Restate the data below word for word. Skip any images it contains.
+++ Stored data
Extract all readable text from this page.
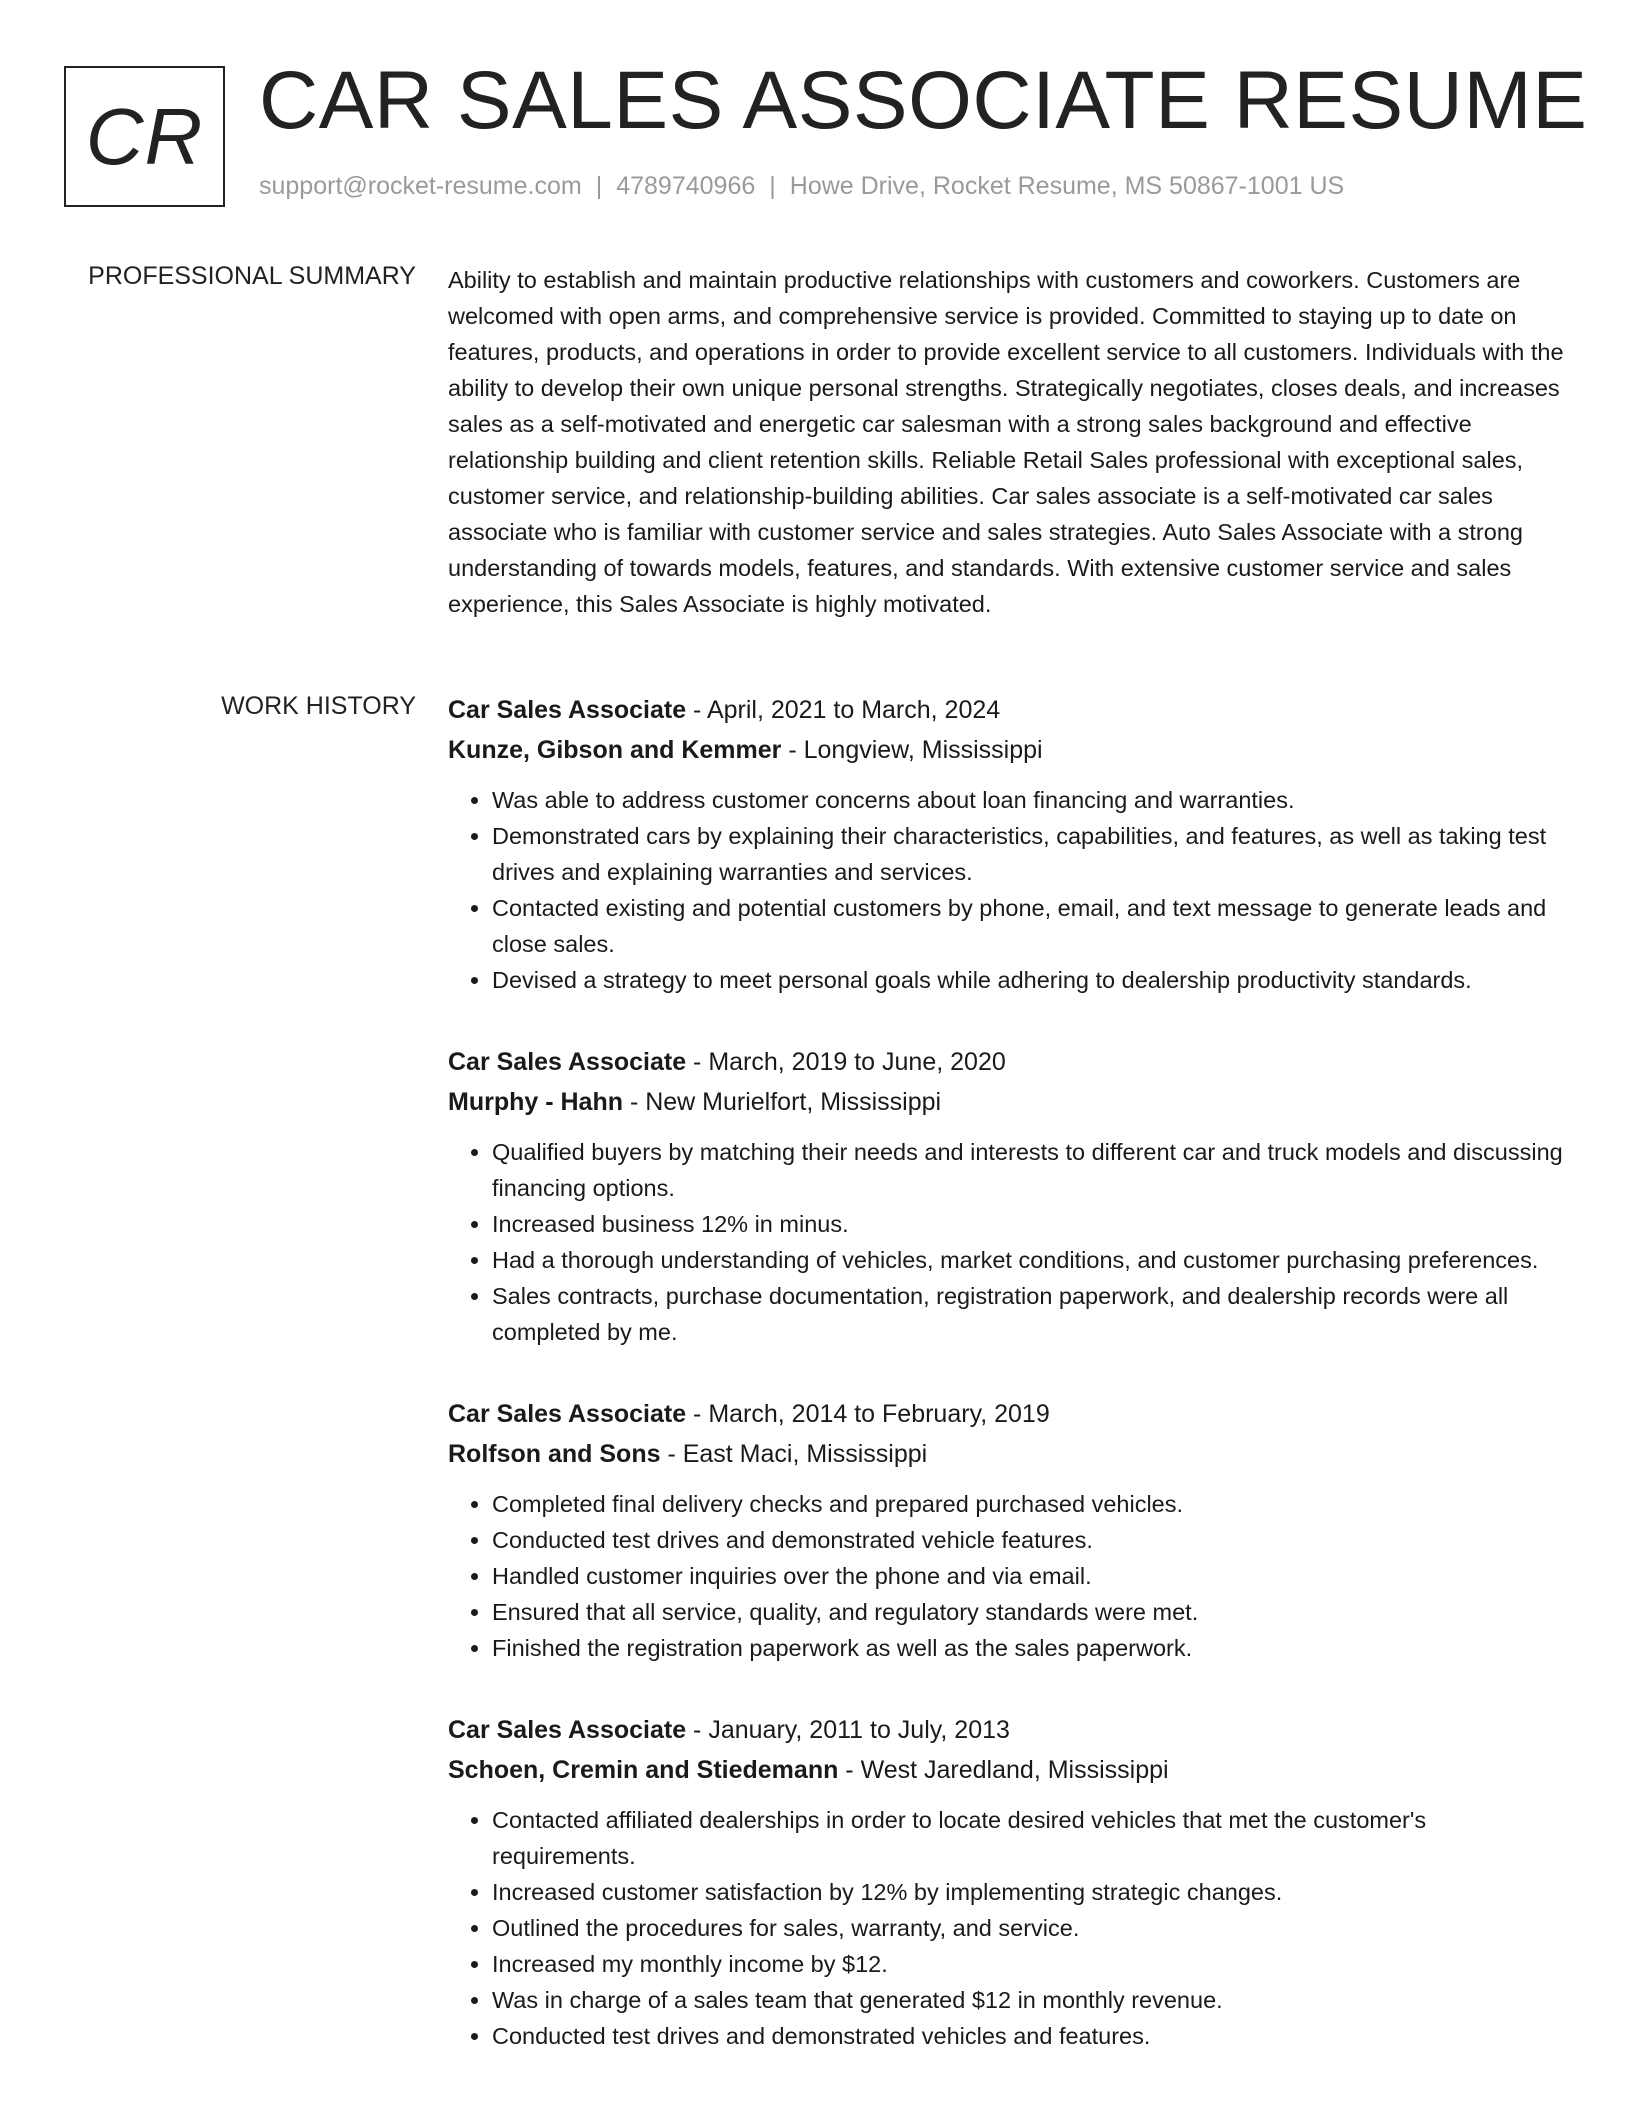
CR CAR SALES ASSOCIATE RESUME
support@rocket-resume.com | 4789740966 | Howe Drive, Rocket Resume, MS 50867-1001 US
PROFESSIONAL SUMMARY Ability to establish and maintain productive relationships with customers and coworkers. Customers are welcomed with open arms, and comprehensive service is provided. Committed to staying up to date on features, products, and operations in order to provide excellent service to all customers. Individuals with the ability to develop their own unique personal strengths. Strategically negotiates, closes deals, and increases sales as a self-motivated and energetic car salesman with a strong sales background and effective relationship building and client retention skills. Reliable Retail Sales professional with exceptional sales, customer service, and relationship-building abilities. Car sales associate is a self-motivated car sales associate who is familiar with customer service and sales strategies. Auto Sales Associate with a strong understanding of towards models, features, and standards. With extensive customer service and sales experience, this Sales Associate is highly motivated.

WORK HISTORY Car Sales Associate - April, 2021 to March, 2024
Kunze, Gibson and Kemmer - Longview, Mississippi
• Was able to address customer concerns about loan financing and warranties.
• Demonstrated cars by explaining their characteristics, capabilities, and features, as well as taking test drives and explaining warranties and services.
• Contacted existing and potential customers by phone, email, and text message to generate leads and close sales.
• Devised a strategy to meet personal goals while adhering to dealership productivity standards.
Car Sales Associate - March, 2019 to June, 2020
Murphy - Hahn - New Murielfort, Mississippi
• Qualified buyers by matching their needs and interests to different car and truck models and discussing financing options.
• Increased business 12% in minus.
• Had a thorough understanding of vehicles, market conditions, and customer purchasing preferences.
• Sales contracts, purchase documentation, registration paperwork, and dealership records were all completed by me.
Car Sales Associate - March, 2014 to February, 2019
Rolfson and Sons - East Maci, Mississippi
• Completed final delivery checks and prepared purchased vehicles.
• Conducted test drives and demonstrated vehicle features.
• Handled customer inquiries over the phone and via email.
• Ensured that all service, quality, and regulatory standards were met.
• Finished the registration paperwork as well as the sales paperwork.
Car Sales Associate - January, 2011 to July, 2013
Schoen, Cremin and Stiedemann - West Jaredland, Mississippi
• Contacted affiliated dealerships in order to locate desired vehicles that met the customer's requirements.
• Increased customer satisfaction by 12% by implementing strategic changes.
• Outlined the procedures for sales, warranty, and service.
• Increased my monthly income by $12.
• Was in charge of a sales team that generated $12 in monthly revenue.
• Conducted test drives and demonstrated vehicles and features.
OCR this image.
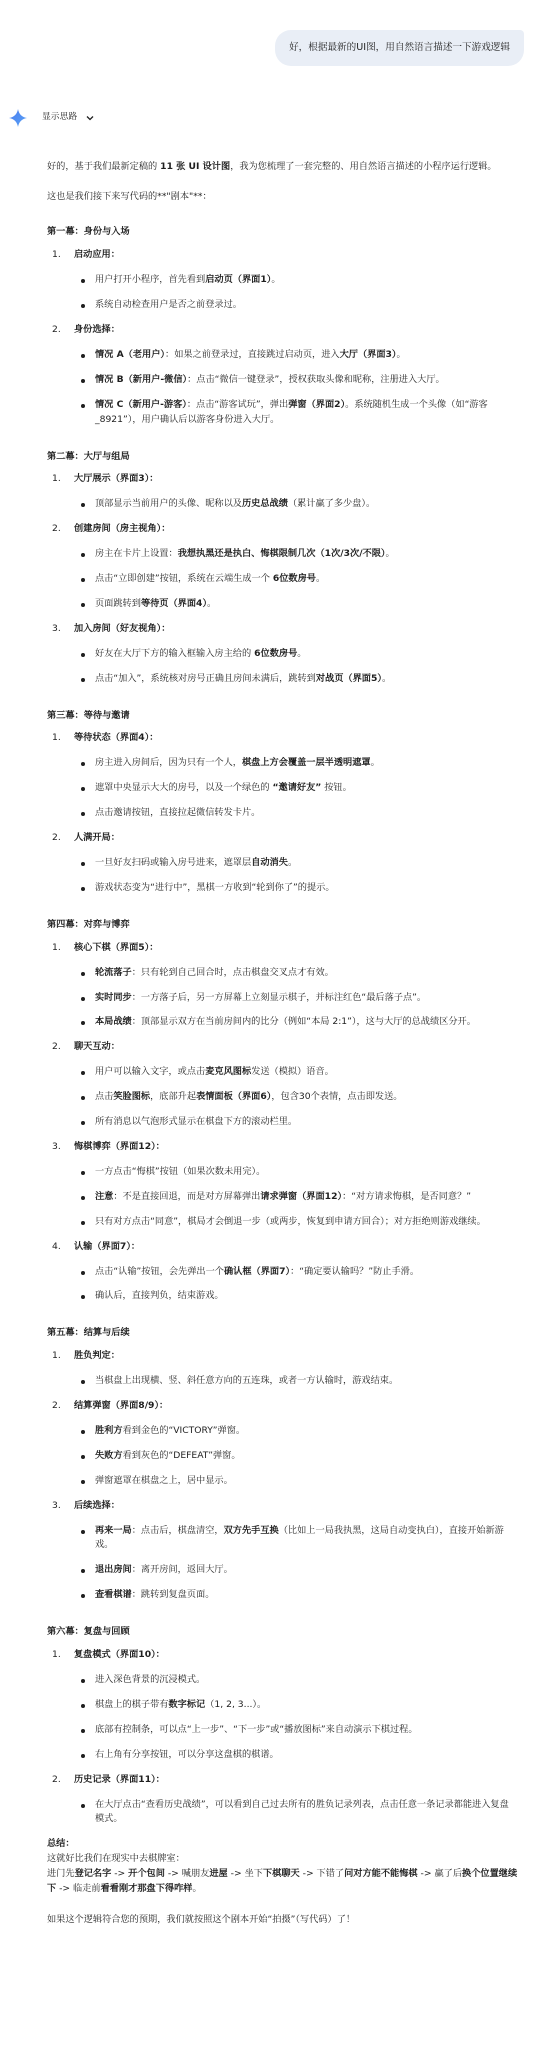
好，根据最新的UI图，用自然语言描述一下游戏逻辑
显示思路

好的，基于我们最新定稿的 11 张 UI 设计图，我为您梳理了一套完整的、用自然语言描述的小程序运行逻辑。

这也是我们接下来写代码的**"剧本"**：

第一幕：身份与入场
1. 启动应用：
用户打开小程序，首先看到启动页（界面1）。
系统自动检查用户是否之前登录过。
2. 身份选择：
情况 A（老用户）：如果之前登录过，直接跳过启动页，进入大厅（界面3）。
情况 B（新用户-微信）：点击“微信一键登录”，授权获取头像和昵称，注册进入大厅。
情况 C（新用户-游客）：点击“游客试玩”，弹出弹窗（界面2）。系统随机生成一个头像（如“游客_8921”），用户确认后以游客身份进入大厅。
第二幕：大厅与组局
1. 大厅展示（界面3）：
顶部显示当前用户的头像、昵称以及历史总战绩（累计赢了多少盘）。
2. 创建房间（房主视角）：
房主在卡片上设置：我想执黑还是执白、悔棋限制几次（1次/3次/不限）。
点击“立即创建”按钮，系统在云端生成一个 6位数房号。
页面跳转到等待页（界面4）。
3. 加入房间（好友视角）：
好友在大厅下方的输入框输入房主给的 6位数房号。
点击“加入”，系统核对房号正确且房间未满后，跳转到对战页（界面5）。
第三幕：等待与邀请
1. 等待状态（界面4）：
房主进入房间后，因为只有一个人，棋盘上方会覆盖一层半透明遮罩。
遮罩中央显示大大的房号，以及一个绿色的 “邀请好友” 按钮。
点击邀请按钮，直接拉起微信转发卡片。
2. 人满开局：
一旦好友扫码或输入房号进来，遮罩层自动消失。
游戏状态变为“进行中”，黑棋一方收到“轮到你了”的提示。
第四幕：对弈与博弈
1. 核心下棋（界面5）：
轮流落子：只有轮到自己回合时，点击棋盘交叉点才有效。
实时同步：一方落子后，另一方屏幕上立刻显示棋子，并标注红色“最后落子点”。
本局战绩：顶部显示双方在当前房间内的比分（例如“本局 2:1”），这与大厅的总战绩区分开。
2. 聊天互动：
用户可以输入文字，或点击麦克风图标发送（模拟）语音。
点击笑脸图标，底部升起表情面板（界面6），包含30个表情，点击即发送。
所有消息以气泡形式显示在棋盘下方的滚动栏里。
3. 悔棋博弈（界面12）：
一方点击“悔棋”按钮（如果次数未用完）。
注意：不是直接回退，而是对方屏幕弹出请求弹窗（界面12）：“对方请求悔棋，是否同意？”
只有对方点击“同意”，棋局才会倒退一步（或两步，恢复到申请方回合）；对方拒绝则游戏继续。
4. 认输（界面7）：
点击“认输”按钮，会先弹出一个确认框（界面7）：“确定要认输吗？”防止手滑。
确认后，直接判负，结束游戏。
第五幕：结算与后续
1. 胜负判定：
当棋盘上出现横、竖、斜任意方向的五连珠，或者一方认输时，游戏结束。
2. 结算弹窗（界面8/9）：
胜利方看到金色的“VICTORY”弹窗。
失败方看到灰色的“DEFEAT”弹窗。
弹窗遮罩在棋盘之上，居中显示。
3. 后续选择：
再来一局：点击后，棋盘清空，双方先手互换（比如上一局我执黑，这局自动变执白），直接开始新游戏。
退出房间：离开房间，返回大厅。
查看棋谱：跳转到复盘页面。
第六幕：复盘与回顾
1. 复盘模式（界面10）：
进入深色背景的沉浸模式。
棋盘上的棋子带有数字标记（1, 2, 3...）。
底部有控制条，可以点“上一步”、“下一步”或“播放图标”来自动演示下棋过程。
右上角有分享按钮，可以分享这盘棋的棋谱。
2. 历史记录（界面11）：
在大厅点击“查看历史战绩”，可以看到自己过去所有的胜负记录列表，点击任意一条记录都能进入复盘模式。
总结：
这就好比我们在现实中去棋牌室：
进门先登记名字 -> 开个包间 -> 喊朋友进屋 -> 坐下下棋聊天 -> 下错了问对方能不能悔棋 -> 赢了后换个位置继续下 -> 临走前看看刚才那盘下得咋样。

如果这个逻辑符合您的预期，我们就按照这个剧本开始“拍摄”（写代码）了！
++++++
=== Task answer ===
Extract all readable text from this page.
CR CAR SALES ASSOCIATE RESUME
support@rocket-resume.com | 4789740966 | Howe Drive, Rocket Resume, MS 50867-1001 US
PROFESSIONAL SUMMARY Ability to establish and maintain productive relationships with customers and coworkers. Customers are welcomed with open arms, and comprehensive service is provided. Committed to staying up to date on features, products, and operations in order to provide excellent service to all customers. Individuals with the ability to develop their own unique personal strengths. Strategically negotiates, closes deals, and increases sales as a self-motivated and energetic car salesman with a strong sales background and effective relationship building and client retention skills. Reliable Retail Sales professional with exceptional sales, customer service, and relationship-building abilities. Car sales associate is a self-motivated car sales associate who is familiar with customer service and sales strategies. Auto Sales Associate with a strong understanding of towards models, features, and standards. With extensive customer service and sales experience, this Sales Associate is highly motivated.

WORK HISTORY Car Sales Associate - April, 2021 to March, 2024
Kunze, Gibson and Kemmer - Longview, Mississippi
• Was able to address customer concerns about loan financing and warranties.
• Demonstrated cars by explaining their characteristics, capabilities, and features, as well as taking test drives and explaining warranties and services.
• Contacted existing and potential customers by phone, email, and text message to generate leads and close sales.
• Devised a strategy to meet personal goals while adhering to dealership productivity standards.
Car Sales Associate - March, 2019 to June, 2020
Murphy - Hahn - New Murielfort, Mississippi
• Qualified buyers by matching their needs and interests to different car and truck models and discussing financing options.
• Increased business 12% in minus.
• Had a thorough understanding of vehicles, market conditions, and customer purchasing preferences.
• Sales contracts, purchase documentation, registration paperwork, and dealership records were all completed by me.
Car Sales Associate - March, 2014 to February, 2019
Rolfson and Sons - East Maci, Mississippi
• Completed final delivery checks and prepared purchased vehicles.
• Conducted test drives and demonstrated vehicle features.
• Handled customer inquiries over the phone and via email.
• Ensured that all service, quality, and regulatory standards were met.
• Finished the registration paperwork as well as the sales paperwork.
Car Sales Associate - January, 2011 to July, 2013
Schoen, Cremin and Stiedemann - West Jaredland, Mississippi
• Contacted affiliated dealerships in order to locate desired vehicles that met the customer's requirements.
• Increased customer satisfaction by 12% by implementing strategic changes.
• Outlined the procedures for sales, warranty, and service.
• Increased my monthly income by $12.
• Was in charge of a sales team that generated $12 in monthly revenue.
• Conducted test drives and demonstrated vehicles and features.
OCR this image.
好，根据最新的UI图，用自然语言描述一下游戏逻辑
显示思路

好的，基于我们最新定稿的 11 张 UI 设计图，我为您梳理了一套完整的、用自然语言描述的小程序运行逻辑。

这也是我们接下来写代码的**"剧本"**：

第一幕：身份与入场
1. 启动应用：
用户打开小程序，首先看到启动页（界面1）。
系统自动检查用户是否之前登录过。
2. 身份选择：
情况 A（老用户）：如果之前登录过，直接跳过启动页，进入大厅（界面3）。
情况 B（新用户-微信）：点击“微信一键登录”，授权获取头像和昵称，注册进入大厅。
情况 C（新用户-游客）：点击“游客试玩”，弹出弹窗（界面2）。系统随机生成一个头像（如“游客_8921”），用户确认后以游客身份进入大厅。
第二幕：大厅与组局
1. 大厅展示（界面3）：
顶部显示当前用户的头像、昵称以及历史总战绩（累计赢了多少盘）。
2. 创建房间（房主视角）：
房主在卡片上设置：我想执黑还是执白、悔棋限制几次（1次/3次/不限）。
点击“立即创建”按钮，系统在云端生成一个 6位数房号。
页面跳转到等待页（界面4）。
3. 加入房间（好友视角）：
好友在大厅下方的输入框输入房主给的 6位数房号。
点击“加入”，系统核对房号正确且房间未满后，跳转到对战页（界面5）。
第三幕：等待与邀请
1. 等待状态（界面4）：
房主进入房间后，因为只有一个人，棋盘上方会覆盖一层半透明遮罩。
遮罩中央显示大大的房号，以及一个绿色的 “邀请好友” 按钮。
点击邀请按钮，直接拉起微信转发卡片。
2. 人满开局：
一旦好友扫码或输入房号进来，遮罩层自动消失。
游戏状态变为“进行中”，黑棋一方收到“轮到你了”的提示。
第四幕：对弈与博弈
1. 核心下棋（界面5）：
轮流落子：只有轮到自己回合时，点击棋盘交叉点才有效。
实时同步：一方落子后，另一方屏幕上立刻显示棋子，并标注红色“最后落子点”。
本局战绩：顶部显示双方在当前房间内的比分（例如“本局 2:1”），这与大厅的总战绩区分开。
2. 聊天互动：
用户可以输入文字，或点击麦克风图标发送（模拟）语音。
点击笑脸图标，底部升起表情面板（界面6），包含30个表情，点击即发送。
所有消息以气泡形式显示在棋盘下方的滚动栏里。
3. 悔棋博弈（界面12）：
一方点击“悔棋”按钮（如果次数未用完）。
注意：不是直接回退，而是对方屏幕弹出请求弹窗（界面12）：“对方请求悔棋，是否同意？”
只有对方点击“同意”，棋局才会倒退一步（或两步，恢复到申请方回合）；对方拒绝则游戏继续。
4. 认输（界面7）：
点击“认输”按钮，会先弹出一个确认框（界面7）：“确定要认输吗？”防止手滑。
确认后，直接判负，结束游戏。
第五幕：结算与后续
1. 胜负判定：
当棋盘上出现横、竖、斜任意方向的五连珠，或者一方认输时，游戏结束。
2. 结算弹窗（界面8/9）：
胜利方看到金色的“VICTORY”弹窗。
失败方看到灰色的“DEFEAT”弹窗。
弹窗遮罩在棋盘之上，居中显示。
3. 后续选择：
再来一局：点击后，棋盘清空，双方先手互换（比如上一局我执黑，这局自动变执白），直接开始新游戏。
退出房间：离开房间，返回大厅。
查看棋谱：跳转到复盘页面。
第六幕：复盘与回顾
1. 复盘模式（界面10）：
进入深色背景的沉浸模式。
棋盘上的棋子带有数字标记（1, 2, 3...）。
底部有控制条，可以点“上一步”、“下一步”或“播放图标”来自动演示下棋过程。
右上角有分享按钮，可以分享这盘棋的棋谱。
2. 历史记录（界面11）：
在大厅点击“查看历史战绩”，可以看到自己过去所有的胜负记录列表，点击任意一条记录都能进入复盘模式。
总结：
这就好比我们在现实中去棋牌室：
进门先登记名字 -> 开个包间 -> 喊朋友进屋 -> 坐下下棋聊天 -> 下错了问对方能不能悔棋 -> 赢了后换个位置继续下 -> 临走前看看刚才那盘下得咋样。

如果这个逻辑符合您的预期，我们就按照这个剧本开始“拍摄”（写代码）了！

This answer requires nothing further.